Can you output the records below exactly as they are written?

=====

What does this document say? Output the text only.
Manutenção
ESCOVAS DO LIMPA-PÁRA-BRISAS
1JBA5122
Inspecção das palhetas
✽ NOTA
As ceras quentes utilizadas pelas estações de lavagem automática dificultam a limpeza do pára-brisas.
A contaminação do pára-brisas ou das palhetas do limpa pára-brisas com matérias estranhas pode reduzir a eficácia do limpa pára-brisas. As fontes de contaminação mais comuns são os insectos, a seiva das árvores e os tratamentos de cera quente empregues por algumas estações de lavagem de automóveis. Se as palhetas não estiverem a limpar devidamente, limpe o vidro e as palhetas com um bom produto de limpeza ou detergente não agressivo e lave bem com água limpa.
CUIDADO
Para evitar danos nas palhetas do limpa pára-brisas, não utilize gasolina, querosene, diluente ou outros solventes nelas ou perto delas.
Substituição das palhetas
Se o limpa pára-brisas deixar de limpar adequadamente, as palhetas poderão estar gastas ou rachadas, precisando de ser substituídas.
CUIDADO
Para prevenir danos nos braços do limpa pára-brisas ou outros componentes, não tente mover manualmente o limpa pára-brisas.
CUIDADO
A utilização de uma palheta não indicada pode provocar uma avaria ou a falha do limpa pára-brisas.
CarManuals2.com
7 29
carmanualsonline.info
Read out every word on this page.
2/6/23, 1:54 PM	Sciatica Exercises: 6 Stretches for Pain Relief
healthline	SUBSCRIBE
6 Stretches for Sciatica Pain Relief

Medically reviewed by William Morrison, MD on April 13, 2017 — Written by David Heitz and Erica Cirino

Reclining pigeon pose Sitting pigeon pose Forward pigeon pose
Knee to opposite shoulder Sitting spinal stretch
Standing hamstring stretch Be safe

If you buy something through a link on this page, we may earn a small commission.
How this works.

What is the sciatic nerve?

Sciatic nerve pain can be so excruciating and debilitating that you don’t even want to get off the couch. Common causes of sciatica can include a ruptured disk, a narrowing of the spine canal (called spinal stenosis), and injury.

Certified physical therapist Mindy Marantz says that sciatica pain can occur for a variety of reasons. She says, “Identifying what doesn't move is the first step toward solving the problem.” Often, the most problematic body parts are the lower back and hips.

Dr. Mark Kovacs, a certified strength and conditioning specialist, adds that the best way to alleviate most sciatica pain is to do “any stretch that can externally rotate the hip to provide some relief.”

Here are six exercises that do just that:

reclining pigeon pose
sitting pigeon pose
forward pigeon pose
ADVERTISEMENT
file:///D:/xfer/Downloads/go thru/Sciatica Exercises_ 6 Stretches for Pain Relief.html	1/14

=====

• **Complete answer**:
What does this document say? Output the text only.
Manutenção
ESCOVAS DO LIMPA-PÁRA-BRISAS
1JBA5122
Inspecção das palhetas
✽ NOTA
As ceras quentes utilizadas pelas estações de lavagem automática dificultam a limpeza do pára-brisas.
A contaminação do pára-brisas ou das palhetas do limpa pára-brisas com matérias estranhas pode reduzir a eficácia do limpa pára-brisas. As fontes de contaminação mais comuns são os insectos, a seiva das árvores e os tratamentos de cera quente empregues por algumas estações de lavagem de automóveis. Se as palhetas não estiverem a limpar devidamente, limpe o vidro e as palhetas com um bom produto de limpeza ou detergente não agressivo e lave bem com água limpa.
CUIDADO
Para evitar danos nas palhetas do limpa pára-brisas, não utilize gasolina, querosene, diluente ou outros solventes nelas ou perto delas.
Substituição das palhetas
Se o limpa pára-brisas deixar de limpar adequadamente, as palhetas poderão estar gastas ou rachadas, precisando de ser substituídas.
CUIDADO
Para prevenir danos nos braços do limpa pára-brisas ou outros componentes, não tente mover manualmente o limpa pára-brisas.
CUIDADO
A utilização de uma palheta não indicada pode provocar uma avaria ou a falha do limpa pára-brisas.
CarManuals2.com
7 29
carmanualsonline.info
Read out every word on this page.
2/6/23, 1:54 PM	Sciatica Exercises: 6 Stretches for Pain Relief
healthline	SUBSCRIBE
6 Stretches for Sciatica Pain Relief

Medically reviewed by William Morrison, MD on April 13, 2017 — Written by David Heitz and Erica Cirino

Reclining pigeon pose Sitting pigeon pose Forward pigeon pose
Knee to opposite shoulder Sitting spinal stretch
Standing hamstring stretch Be safe

If you buy something through a link on this page, we may earn a small commission.
How this works.

What is the sciatic nerve?

Sciatic nerve pain can be so excruciating and debilitating that you don’t even want to get off the couch. Common causes of sciatica can include a ruptured disk, a narrowing of the spine canal (called spinal stenosis), and injury.

Certified physical therapist Mindy Marantz says that sciatica pain can occur for a variety of reasons. She says, “Identifying what doesn't move is the first step toward solving the problem.” Often, the most problematic body parts are the lower back and hips.

Dr. Mark Kovacs, a certified strength and conditioning specialist, adds that the best way to alleviate most sciatica pain is to do “any stretch that can externally rotate the hip to provide some relief.”

Here are six exercises that do just that:

reclining pigeon pose
sitting pigeon pose
forward pigeon pose
ADVERTISEMENT
file:///D:/xfer/Downloads/go thru/Sciatica Exercises_ 6 Stretches for Pain Relief.html	1/14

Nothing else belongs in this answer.